#### [Short problem]
Every line of the material is to be repeated exactly as it stands.

(Entries taken from a collection)
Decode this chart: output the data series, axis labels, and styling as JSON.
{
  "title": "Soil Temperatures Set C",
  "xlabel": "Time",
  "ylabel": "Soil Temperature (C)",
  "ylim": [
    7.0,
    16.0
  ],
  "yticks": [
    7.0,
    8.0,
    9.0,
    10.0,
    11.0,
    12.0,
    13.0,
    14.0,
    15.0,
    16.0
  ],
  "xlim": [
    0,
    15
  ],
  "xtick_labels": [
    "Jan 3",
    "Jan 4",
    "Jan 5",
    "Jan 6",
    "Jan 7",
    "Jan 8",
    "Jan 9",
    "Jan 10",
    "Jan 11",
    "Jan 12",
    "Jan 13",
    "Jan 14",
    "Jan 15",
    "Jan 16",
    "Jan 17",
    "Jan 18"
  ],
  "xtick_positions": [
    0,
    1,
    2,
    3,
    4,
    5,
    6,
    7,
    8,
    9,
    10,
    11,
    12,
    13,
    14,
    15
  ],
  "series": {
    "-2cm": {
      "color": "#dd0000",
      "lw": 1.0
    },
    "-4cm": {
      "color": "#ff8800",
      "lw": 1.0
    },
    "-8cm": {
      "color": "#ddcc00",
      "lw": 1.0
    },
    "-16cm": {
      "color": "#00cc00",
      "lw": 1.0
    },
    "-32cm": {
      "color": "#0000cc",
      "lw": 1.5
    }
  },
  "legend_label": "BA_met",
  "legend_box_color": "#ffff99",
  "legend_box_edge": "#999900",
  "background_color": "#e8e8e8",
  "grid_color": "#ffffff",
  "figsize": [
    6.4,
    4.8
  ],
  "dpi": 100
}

#### [Finished exercise]
Decode this chart: output the data series, axis labels, and styling as JSON.
{
  "title": "Soil Temperatures Set C",
  "xlabel": "Time",
  "ylabel": "Soil Temperature (C)",
  "ylim": [
    7.0,
    16.0
  ],
  "yticks": [
    7.0,
    8.0,
    9.0,
    10.0,
    11.0,
    12.0,
    13.0,
    14.0,
    15.0,
    16.0
  ],
  "xlim": [
    0,
    15
  ],
  "xtick_labels": [
    "Jan 3",
    "Jan 4",
    "Jan 5",
    "Jan 6",
    "Jan 7",
    "Jan 8",
    "Jan 9",
    "Jan 10",
    "Jan 11",
    "Jan 12",
    "Jan 13",
    "Jan 14",
    "Jan 15",
    "Jan 16",
    "Jan 17",
    "Jan 18"
  ],
  "xtick_positions": [
    0,
    1,
    2,
    3,
    4,
    5,
    6,
    7,
    8,
    9,
    10,
    11,
    12,
    13,
    14,
    15
  ],
  "series": {
    "-2cm": {
      "color": "#dd0000",
      "lw": 1.0
    },
    "-4cm": {
      "color": "#ff8800",
      "lw": 1.0
    },
    "-8cm": {
      "color": "#ddcc00",
      "lw": 1.0
    },
    "-16cm": {
      "color": "#00cc00",
      "lw": 1.0
    },
    "-32cm": {
      "color": "#0000cc",
      "lw": 1.5
    }
  },
  "legend_label": "BA_met",
  "legend_box_color": "#ffff99",
  "legend_box_edge": "#999900",
  "background_color": "#e8e8e8",
  "grid_color": "#ffffff",
  "figsize": [
    6.4,
    4.8
  ],
  "dpi": 100
}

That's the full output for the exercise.